### Given records
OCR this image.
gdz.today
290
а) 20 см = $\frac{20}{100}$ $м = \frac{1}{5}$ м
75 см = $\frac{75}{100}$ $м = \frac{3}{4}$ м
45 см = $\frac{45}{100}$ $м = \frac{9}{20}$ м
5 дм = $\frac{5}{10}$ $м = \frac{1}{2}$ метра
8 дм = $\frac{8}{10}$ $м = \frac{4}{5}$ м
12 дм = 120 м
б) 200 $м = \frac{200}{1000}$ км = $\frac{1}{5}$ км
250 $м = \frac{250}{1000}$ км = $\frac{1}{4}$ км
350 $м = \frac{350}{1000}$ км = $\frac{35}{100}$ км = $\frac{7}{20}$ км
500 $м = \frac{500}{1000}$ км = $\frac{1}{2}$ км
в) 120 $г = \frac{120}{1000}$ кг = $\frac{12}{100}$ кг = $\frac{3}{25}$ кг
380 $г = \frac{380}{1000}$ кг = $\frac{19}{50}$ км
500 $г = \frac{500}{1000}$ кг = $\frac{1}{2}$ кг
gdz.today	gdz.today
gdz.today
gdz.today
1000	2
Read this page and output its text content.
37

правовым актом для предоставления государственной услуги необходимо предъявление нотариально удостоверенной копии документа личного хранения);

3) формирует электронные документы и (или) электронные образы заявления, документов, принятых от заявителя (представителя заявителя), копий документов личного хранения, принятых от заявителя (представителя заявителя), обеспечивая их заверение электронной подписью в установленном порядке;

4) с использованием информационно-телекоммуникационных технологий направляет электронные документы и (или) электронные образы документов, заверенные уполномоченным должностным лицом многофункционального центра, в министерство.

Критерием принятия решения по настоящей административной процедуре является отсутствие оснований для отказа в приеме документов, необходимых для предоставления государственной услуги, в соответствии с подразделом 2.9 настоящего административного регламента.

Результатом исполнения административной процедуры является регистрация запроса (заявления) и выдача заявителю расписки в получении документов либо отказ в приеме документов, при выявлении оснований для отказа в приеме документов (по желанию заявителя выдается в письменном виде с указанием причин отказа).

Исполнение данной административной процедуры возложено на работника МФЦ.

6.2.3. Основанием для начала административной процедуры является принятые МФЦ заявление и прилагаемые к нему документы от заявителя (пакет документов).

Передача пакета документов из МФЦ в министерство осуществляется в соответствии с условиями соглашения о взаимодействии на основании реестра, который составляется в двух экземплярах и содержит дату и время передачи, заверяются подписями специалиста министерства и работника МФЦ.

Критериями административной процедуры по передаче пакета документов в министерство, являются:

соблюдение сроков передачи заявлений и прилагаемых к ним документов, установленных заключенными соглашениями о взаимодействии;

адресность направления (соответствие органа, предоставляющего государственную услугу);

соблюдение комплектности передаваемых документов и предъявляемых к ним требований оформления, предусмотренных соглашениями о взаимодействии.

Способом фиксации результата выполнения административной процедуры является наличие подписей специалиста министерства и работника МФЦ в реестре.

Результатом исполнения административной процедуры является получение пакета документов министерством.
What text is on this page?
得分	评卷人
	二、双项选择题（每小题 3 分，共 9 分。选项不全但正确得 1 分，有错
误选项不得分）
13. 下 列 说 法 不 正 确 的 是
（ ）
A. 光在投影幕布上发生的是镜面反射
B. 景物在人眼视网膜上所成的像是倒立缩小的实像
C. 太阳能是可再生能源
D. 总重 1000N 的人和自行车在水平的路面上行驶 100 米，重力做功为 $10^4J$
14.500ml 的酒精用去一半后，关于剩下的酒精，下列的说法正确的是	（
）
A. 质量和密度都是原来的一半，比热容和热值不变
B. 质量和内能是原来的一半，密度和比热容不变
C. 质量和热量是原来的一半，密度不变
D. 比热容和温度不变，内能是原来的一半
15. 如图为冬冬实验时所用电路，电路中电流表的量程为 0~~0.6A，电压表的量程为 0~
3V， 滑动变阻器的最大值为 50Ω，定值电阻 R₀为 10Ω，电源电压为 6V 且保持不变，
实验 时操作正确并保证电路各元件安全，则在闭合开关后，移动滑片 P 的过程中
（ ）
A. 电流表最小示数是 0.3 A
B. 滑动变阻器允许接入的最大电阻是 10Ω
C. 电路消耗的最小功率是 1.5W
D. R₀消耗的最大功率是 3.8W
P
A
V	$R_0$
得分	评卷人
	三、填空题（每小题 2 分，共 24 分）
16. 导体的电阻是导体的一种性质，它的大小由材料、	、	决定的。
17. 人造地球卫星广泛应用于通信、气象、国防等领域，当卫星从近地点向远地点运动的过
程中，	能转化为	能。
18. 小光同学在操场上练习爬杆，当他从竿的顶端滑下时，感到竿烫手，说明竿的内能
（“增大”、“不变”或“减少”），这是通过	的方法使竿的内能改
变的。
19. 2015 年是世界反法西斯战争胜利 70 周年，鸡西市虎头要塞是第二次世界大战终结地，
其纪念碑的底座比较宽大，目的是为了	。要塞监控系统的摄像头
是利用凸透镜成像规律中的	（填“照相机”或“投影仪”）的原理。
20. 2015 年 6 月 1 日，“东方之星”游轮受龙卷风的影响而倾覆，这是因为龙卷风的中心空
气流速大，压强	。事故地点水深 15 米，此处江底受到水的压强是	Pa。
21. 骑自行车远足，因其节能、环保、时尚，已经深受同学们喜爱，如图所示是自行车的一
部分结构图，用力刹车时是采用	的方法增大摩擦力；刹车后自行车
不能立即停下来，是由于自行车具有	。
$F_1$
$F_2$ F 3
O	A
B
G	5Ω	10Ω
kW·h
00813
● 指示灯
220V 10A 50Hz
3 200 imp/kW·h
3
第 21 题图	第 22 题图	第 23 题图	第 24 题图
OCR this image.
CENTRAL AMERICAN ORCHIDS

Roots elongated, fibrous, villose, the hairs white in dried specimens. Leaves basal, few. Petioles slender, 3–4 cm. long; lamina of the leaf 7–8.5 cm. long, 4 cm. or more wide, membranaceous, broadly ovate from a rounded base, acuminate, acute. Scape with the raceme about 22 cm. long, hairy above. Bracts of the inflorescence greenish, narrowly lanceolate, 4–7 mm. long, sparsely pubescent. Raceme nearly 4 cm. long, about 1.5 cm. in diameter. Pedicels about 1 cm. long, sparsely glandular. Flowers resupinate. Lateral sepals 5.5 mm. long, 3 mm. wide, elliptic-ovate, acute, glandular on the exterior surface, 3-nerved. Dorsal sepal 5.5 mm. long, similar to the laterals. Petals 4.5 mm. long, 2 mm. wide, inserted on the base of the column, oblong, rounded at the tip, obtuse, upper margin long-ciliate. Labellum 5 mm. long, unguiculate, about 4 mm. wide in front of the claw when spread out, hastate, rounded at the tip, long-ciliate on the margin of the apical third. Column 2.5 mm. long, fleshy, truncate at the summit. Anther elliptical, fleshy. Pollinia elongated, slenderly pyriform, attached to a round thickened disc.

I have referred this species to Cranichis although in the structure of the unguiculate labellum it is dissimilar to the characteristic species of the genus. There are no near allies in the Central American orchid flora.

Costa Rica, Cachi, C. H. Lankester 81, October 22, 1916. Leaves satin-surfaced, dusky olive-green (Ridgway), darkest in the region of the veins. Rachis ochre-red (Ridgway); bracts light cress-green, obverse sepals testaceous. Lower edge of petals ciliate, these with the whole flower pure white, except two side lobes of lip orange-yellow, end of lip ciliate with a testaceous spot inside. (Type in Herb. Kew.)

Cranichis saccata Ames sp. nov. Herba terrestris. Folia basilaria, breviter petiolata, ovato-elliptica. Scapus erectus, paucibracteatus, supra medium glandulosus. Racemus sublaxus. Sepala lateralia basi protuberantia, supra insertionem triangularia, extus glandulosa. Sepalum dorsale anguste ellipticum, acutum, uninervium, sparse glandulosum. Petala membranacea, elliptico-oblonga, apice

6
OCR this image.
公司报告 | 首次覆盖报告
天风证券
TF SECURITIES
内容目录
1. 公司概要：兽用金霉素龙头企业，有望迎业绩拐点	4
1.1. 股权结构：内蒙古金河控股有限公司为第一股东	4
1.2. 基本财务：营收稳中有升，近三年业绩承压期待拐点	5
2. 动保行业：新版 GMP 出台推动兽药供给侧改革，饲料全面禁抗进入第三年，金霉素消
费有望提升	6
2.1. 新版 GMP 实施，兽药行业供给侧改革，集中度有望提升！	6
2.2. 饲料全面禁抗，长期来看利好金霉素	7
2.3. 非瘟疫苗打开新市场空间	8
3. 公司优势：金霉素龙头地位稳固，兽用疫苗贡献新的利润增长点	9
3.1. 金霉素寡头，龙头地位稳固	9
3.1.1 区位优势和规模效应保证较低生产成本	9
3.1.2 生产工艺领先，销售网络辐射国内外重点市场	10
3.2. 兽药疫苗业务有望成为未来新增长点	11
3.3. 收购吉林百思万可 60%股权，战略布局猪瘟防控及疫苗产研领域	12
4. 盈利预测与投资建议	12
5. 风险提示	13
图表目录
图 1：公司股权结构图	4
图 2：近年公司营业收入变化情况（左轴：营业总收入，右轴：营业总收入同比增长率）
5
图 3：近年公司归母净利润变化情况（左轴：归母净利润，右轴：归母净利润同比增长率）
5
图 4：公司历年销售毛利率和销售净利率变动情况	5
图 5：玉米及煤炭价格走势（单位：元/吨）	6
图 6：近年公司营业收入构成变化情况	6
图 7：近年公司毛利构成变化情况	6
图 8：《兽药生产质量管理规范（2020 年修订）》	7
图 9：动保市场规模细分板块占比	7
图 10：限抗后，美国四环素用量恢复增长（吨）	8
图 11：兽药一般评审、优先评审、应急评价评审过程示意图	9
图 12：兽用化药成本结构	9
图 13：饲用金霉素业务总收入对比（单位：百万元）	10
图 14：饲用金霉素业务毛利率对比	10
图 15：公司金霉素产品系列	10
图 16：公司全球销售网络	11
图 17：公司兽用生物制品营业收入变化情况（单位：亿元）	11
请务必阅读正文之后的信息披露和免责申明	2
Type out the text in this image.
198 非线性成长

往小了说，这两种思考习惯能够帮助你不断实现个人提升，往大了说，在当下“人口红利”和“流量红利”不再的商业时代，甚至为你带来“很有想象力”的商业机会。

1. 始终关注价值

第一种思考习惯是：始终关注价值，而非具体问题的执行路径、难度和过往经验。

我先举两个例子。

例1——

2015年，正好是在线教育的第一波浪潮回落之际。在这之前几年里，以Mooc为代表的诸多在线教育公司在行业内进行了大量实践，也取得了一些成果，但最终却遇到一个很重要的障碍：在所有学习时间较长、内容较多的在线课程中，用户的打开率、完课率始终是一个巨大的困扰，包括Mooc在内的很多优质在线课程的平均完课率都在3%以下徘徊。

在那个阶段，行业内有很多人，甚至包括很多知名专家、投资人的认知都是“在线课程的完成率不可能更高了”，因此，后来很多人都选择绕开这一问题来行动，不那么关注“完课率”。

### Problem details
Copy all lines above containing the string "соблюдение".

### Result
соблюдение сроков передачи заявлений и прилагаемых к ним документов, установленных заключенными соглашениями о взаимодействии;
соблюдение комплектности передаваемых документов и предъявляемых к ним требований оформления, предусмотренных соглашениями о взаимодействии.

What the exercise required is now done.